(Recorded data)
--*--

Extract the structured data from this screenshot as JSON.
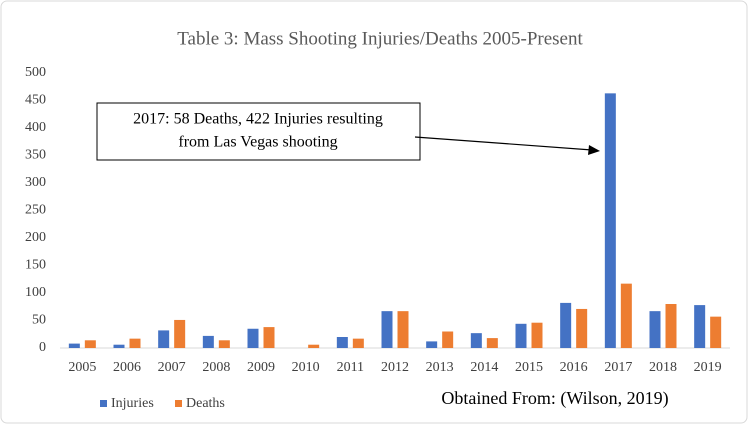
{
  "chart_data": {
    "type": "bar",
    "title": "Table 3: Mass Shooting Injuries/Deaths 2005-Present",
    "categories": [
      "2005",
      "2006",
      "2007",
      "2008",
      "2009",
      "2010",
      "2011",
      "2012",
      "2013",
      "2014",
      "2015",
      "2016",
      "2017",
      "2018",
      "2019"
    ],
    "series": [
      {
        "name": "Injuries",
        "color": "#4472c4",
        "values": [
          8,
          6,
          32,
          22,
          35,
          0,
          20,
          67,
          12,
          27,
          44,
          82,
          463,
          67,
          78
        ]
      },
      {
        "name": "Deaths",
        "color": "#ed7d31",
        "values": [
          14,
          17,
          51,
          14,
          38,
          6,
          17,
          67,
          30,
          18,
          46,
          71,
          117,
          80,
          57
        ]
      }
    ],
    "ylim": [
      0,
      500
    ],
    "yticks": [
      0,
      50,
      100,
      150,
      200,
      250,
      300,
      350,
      400,
      450,
      500
    ],
    "grid": false,
    "legend": "bottom-left",
    "annotations": [
      "2017: 58 Deaths, 422 Injuries resulting",
      "from Las Vegas shooting"
    ],
    "source": "Obtained From: (Wilson, 2019)"
  }
}
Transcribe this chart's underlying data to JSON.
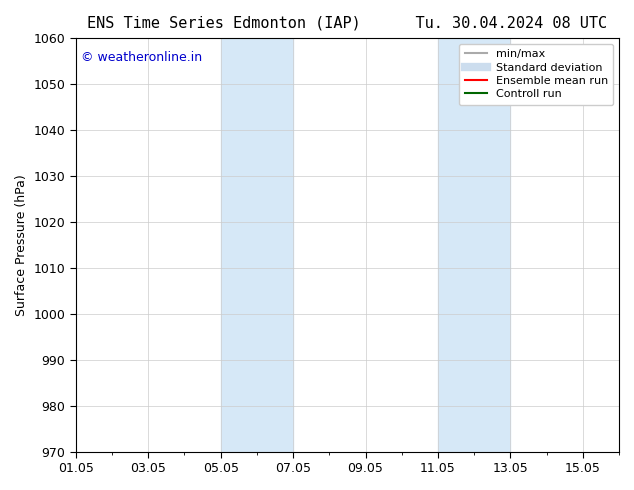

--*--

Every line above should be returned word for word, with the pictures left behind.

Extract the structured data from this screenshot as JSON.
{
  "chart_data": {
    "type": "bar",
    "title": "Table 3: Mass Shooting Injuries/Deaths 2005-Present",
    "categories": [
      "2005",
      "2006",
      "2007",
      "2008",
      "2009",
      "2010",
      "2011",
      "2012",
      "2013",
      "2014",
      "2015",
      "2016",
      "2017",
      "2018",
      "2019"
    ],
    "series": [
      {
        "name": "Injuries",
        "color": "#4472c4",
        "values": [
          8,
          6,
          32,
          22,
          35,
          0,
          20,
          67,
          12,
          27,
          44,
          82,
          463,
          67,
          78
        ]
      },
      {
        "name": "Deaths",
        "color": "#ed7d31",
        "values": [
          14,
          17,
          51,
          14,
          38,
          6,
          17,
          67,
          30,
          18,
          46,
          71,
          117,
          80,
          57
        ]
      }
    ],
    "ylim": [
      0,
      500
    ],
    "yticks": [
      0,
      50,
      100,
      150,
      200,
      250,
      300,
      350,
      400,
      450,
      500
    ],
    "grid": false,
    "legend": "bottom-left",
    "annotations": [
      "2017: 58 Deaths, 422 Injuries resulting",
      "from Las Vegas shooting"
    ],
    "source": "Obtained From: (Wilson, 2019)"
  }
}
Transcribe this chart's underlying data to JSON.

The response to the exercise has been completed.